The task> Pick out all lines in the listing holding the string "stawu" and copy them.

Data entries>
** START **
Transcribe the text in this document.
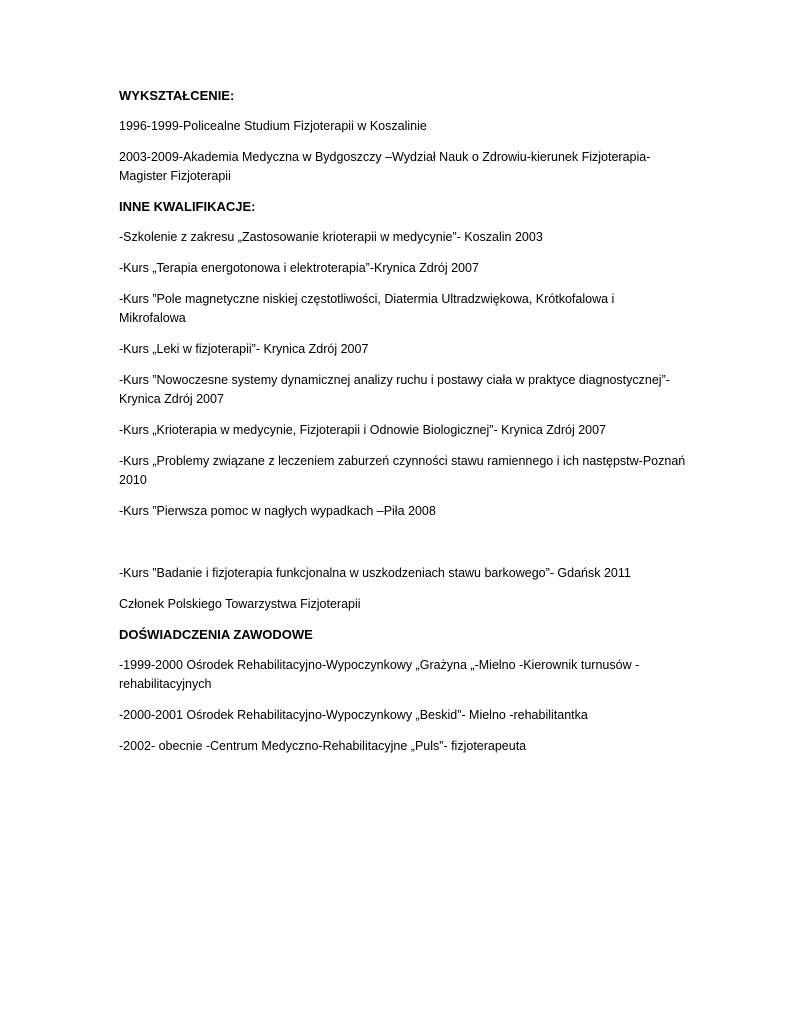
WYKSZTAŁCENIE:
1996-1999-Policealne Studium Fizjoterapii w Koszalinie
2003-2009-Akademia Medyczna w Bydgoszczy –Wydział Nauk o Zdrowiu-kierunek Fizjoterapia-
Magister Fizjoterapii
INNE KWALIFIKACJE:
-Szkolenie z zakresu „Zastosowanie krioterapii w medycynie”- Koszalin 2003
-Kurs „Terapia energotonowa i elektroterapia”-Krynica Zdrój 2007
-Kurs ”Pole magnetyczne niskiej częstotliwości, Diatermia Ultradzwiękowa, Krótkofalowa i
Mikrofalowa
-Kurs „Leki w fizjoterapii”- Krynica Zdrój 2007
-Kurs ”Nowoczesne systemy dynamicznej analizy ruchu i postawy ciała w praktyce diagnostycznej”-
Krynica Zdrój 2007
-Kurs „Krioterapia w medycynie, Fizjoterapii i Odnowie Biologicznej”- Krynica Zdrój 2007
-Kurs „Problemy związane z leczeniem zaburzeń czynności stawu ramiennego i ich następstw-Poznań
2010
-Kurs ”Pierwsza pomoc w nagłych wypadkach –Piła 2008
-Kurs ”Badanie i fizjoterapia funkcjonalna w uszkodzeniach stawu barkowego”- Gdańsk 2011
Członek Polskiego Towarzystwa Fizjoterapii
DOŚWIADCZENIA ZAWODOWE
-1999-2000 Ośrodek Rehabilitacyjno-Wypoczynkowy „Grażyna „-Mielno -Kierownik turnusów -
rehabilitacyjnych
-2000-2001 Ośrodek Rehabilitacyjno-Wypoczynkowy „Beskid”- Mielno -rehabilitantka
-2002- obecnie -Centrum Medyczno-Rehabilitacyjne „Puls”- fizjoterapeuta
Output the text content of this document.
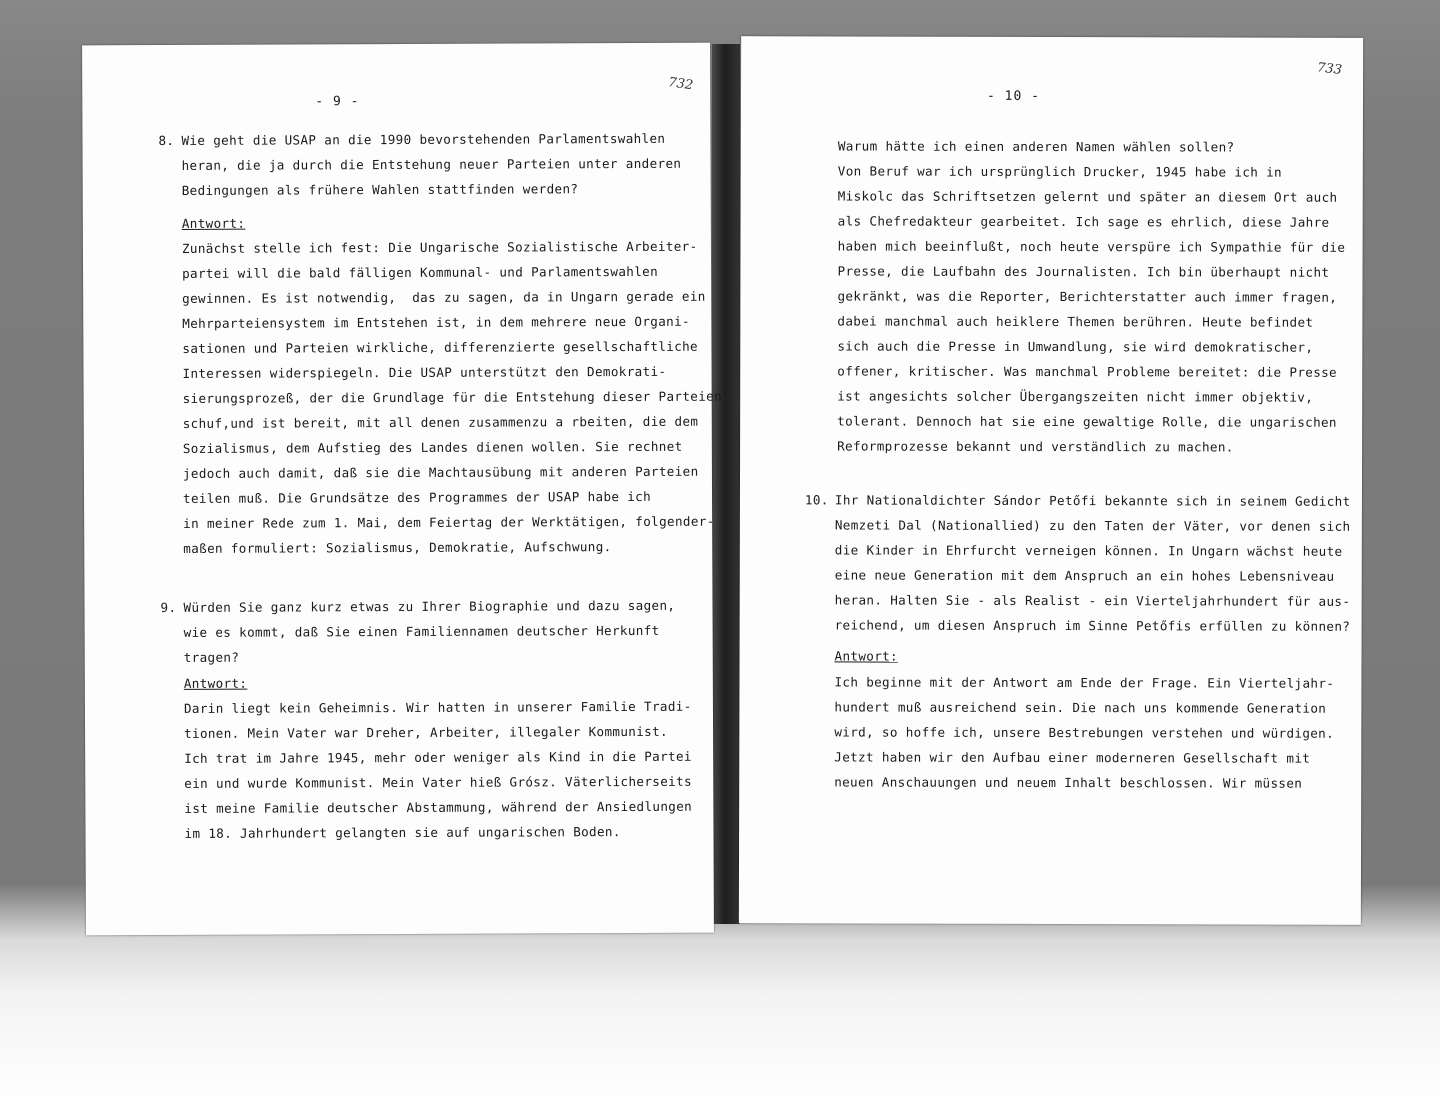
- 9 -
732
8. Wie geht die USAP an die 1990 bevorstehenden Parlamentswahlen
heran, die ja durch die Entstehung neuer Parteien unter anderen
Bedingungen als frühere Wahlen stattfinden werden?
Antwort:
Zunächst stelle ich fest: Die Ungarische Sozialistische Arbeiter-
partei will die bald fälligen Kommunal- und Parlamentswahlen
gewinnen. Es ist notwendig,  das zu sagen, da in Ungarn gerade ein
Mehrparteiensystem im Entstehen ist, in dem mehrere neue Organi-
sationen und Parteien wirkliche, differenzierte gesellschaftliche
Interessen widerspiegeln. Die USAP unterstützt den Demokrati-
sierungsprozeß, der die Grundlage für die Entstehung dieser Parteien
schuf,und ist bereit, mit all denen zusammenzu a rbeiten, die dem
Sozialismus, dem Aufstieg des Landes dienen wollen. Sie rechnet
jedoch auch damit, daß sie die Machtausübung mit anderen Parteien
teilen muß. Die Grundsätze des Programmes der USAP habe ich
in meiner Rede zum 1. Mai, dem Feiertag der Werktätigen, folgender-
maßen formuliert: Sozialismus, Demokratie, Aufschwung.
9. Würden Sie ganz kurz etwas zu Ihrer Biographie und dazu sagen,
wie es kommt, daß Sie einen Familiennamen deutscher Herkunft
tragen?
Antwort:
Darin liegt kein Geheimnis. Wir hatten in unserer Familie Tradi-
tionen. Mein Vater war Dreher, Arbeiter, illegaler Kommunist.
Ich trat im Jahre 1945, mehr oder weniger als Kind in die Partei
ein und wurde Kommunist. Mein Vater hieß Grósz. Väterlicherseits
ist meine Familie deutscher Abstammung, während der Ansiedlungen
im 18. Jahrhundert gelangten sie auf ungarischen Boden.
- 10 -
733
Warum hätte ich einen anderen Namen wählen sollen?
Von Beruf war ich ursprünglich Drucker, 1945 habe ich in
Miskolc das Schriftsetzen gelernt und später an diesem Ort auch
als Chefredakteur gearbeitet. Ich sage es ehrlich, diese Jahre
haben mich beeinflußt, noch heute verspüre ich Sympathie für die
Presse, die Laufbahn des Journalisten. Ich bin überhaupt nicht
gekränkt, was die Reporter, Berichterstatter auch immer fragen,
dabei manchmal auch heiklere Themen berühren. Heute befindet
sich auch die Presse in Umwandlung, sie wird demokratischer,
offener, kritischer. Was manchmal Probleme bereitet: die Presse
ist angesichts solcher Übergangszeiten nicht immer objektiv,
tolerant. Dennoch hat sie eine gewaltige Rolle, die ungarischen
Reformprozesse bekannt und verständlich zu machen.
10. Ihr Nationaldichter Sándor Petőfi bekannte sich in seinem Gedicht
Nemzeti Dal (Nationallied) zu den Taten der Väter, vor denen sich
die Kinder in Ehrfurcht verneigen können. In Ungarn wächst heute
eine neue Generation mit dem Anspruch an ein hohes Lebensniveau
heran. Halten Sie - als Realist - ein Vierteljahrhundert für aus-
reichend, um diesen Anspruch im Sinne Petőfis erfüllen zu können?
Antwort:
Ich beginne mit der Antwort am Ende der Frage. Ein Vierteljahr-
hundert muß ausreichend sein. Die nach uns kommende Generation
wird, so hoffe ich, unsere Bestrebungen verstehen und würdigen.
Jetzt haben wir den Aufbau einer moderneren Gesellschaft mit
neuen Anschauungen und neuem Inhalt beschlossen. Wir müssen
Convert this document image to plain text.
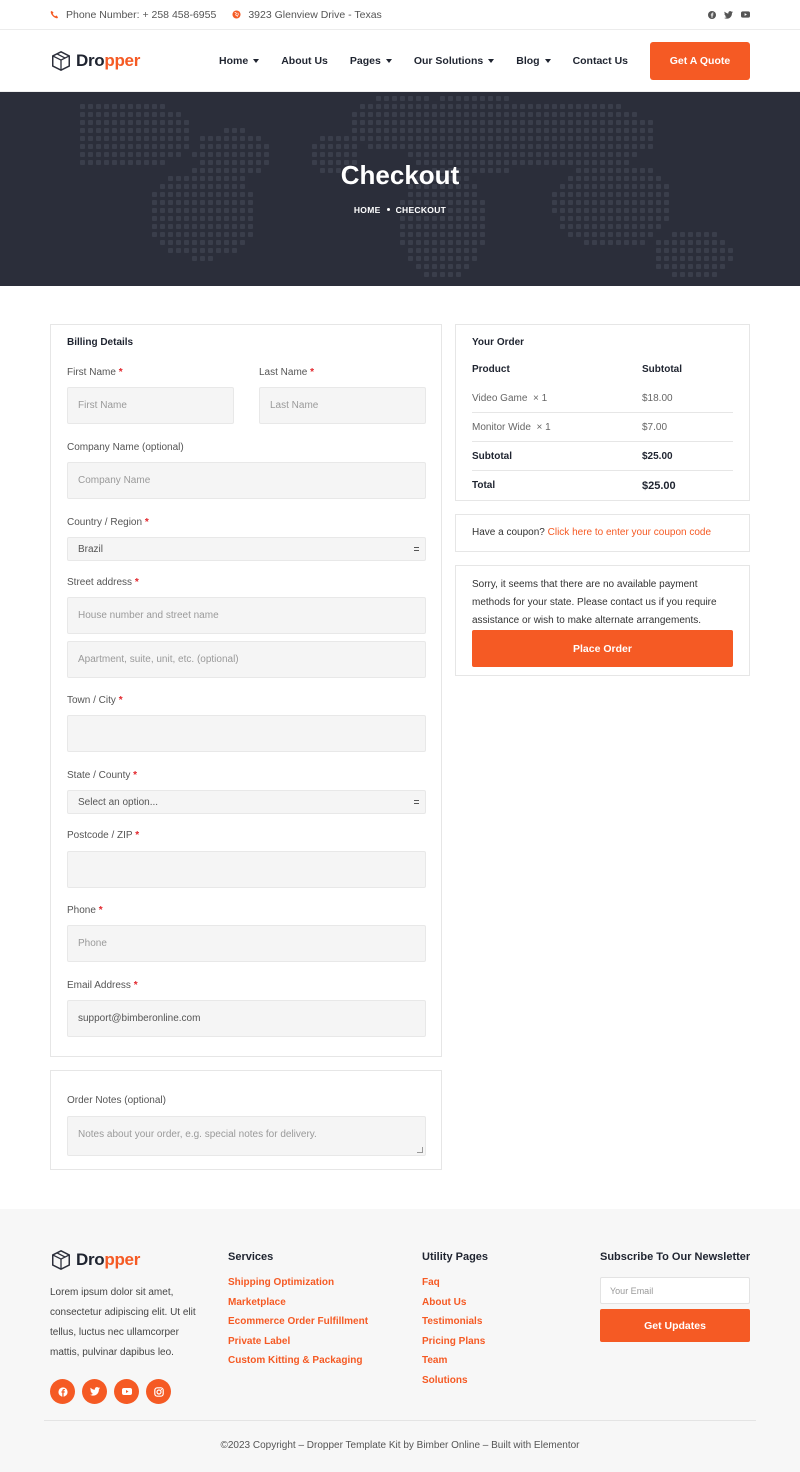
Phone Number: + 258 458-6955	3923 Glenview Drive - Texas
Dro pper	Home	About Us Pages	Our Solutions	Blog	Contact Us	Get A Quote
Checkout
HOME CHECKOUT
Billing Details
First Name *
First Name
Last Name *
Last Name
Company Name (optional)
Company Name
Country / Region *
Brazil
Street address *
House number and street name
Apartment, suite, unit, etc. (optional)
Town / City *
State / County *
Select an option...
Postcode / ZIP *
Phone *
Phone
Email Address *
support@bimberonline.com
Order Notes (optional)
Notes about your order, e.g. special notes for delivery.
Your Order
Product	Subtotal
Video Game × 1	$18.00
Monitor Wide × 1	$7.00
Subtotal	$25.00
Total	$25.00
Have a coupon? Click here to enter your coupon code
Sorry, it seems that there are no available payment methods for your state. Please contact us if you require assistance or wish to make alternate arrangements.
Place Order
Dro pper
Lorem ipsum dolor sit amet, consectetur adipiscing elit. Ut elit tellus, luctus nec ullamcorper mattis, pulvinar dapibus leo.
Services
Shipping Optimization
Marketplace
Ecommerce Order Fulfillment
Private Label
Custom Kitting & Packaging
Utility Pages
Faq
About Us
Testimonials
Pricing Plans
Team
Solutions
Subscribe To Our Newsletter
Your Email
Get Updates
©2023 Copyright – Dropper Template Kit by Bimber Online – Built with Elementor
** END **
Exercise output>
-Kurs „Problemy związane z leczeniem zaburzeń czynności stawu ramiennego i ich następstw-Poznań
-Kurs ”Badanie i fizjoterapia funkcjonalna w uszkodzeniach stawu barkowego”- Gdańsk 2011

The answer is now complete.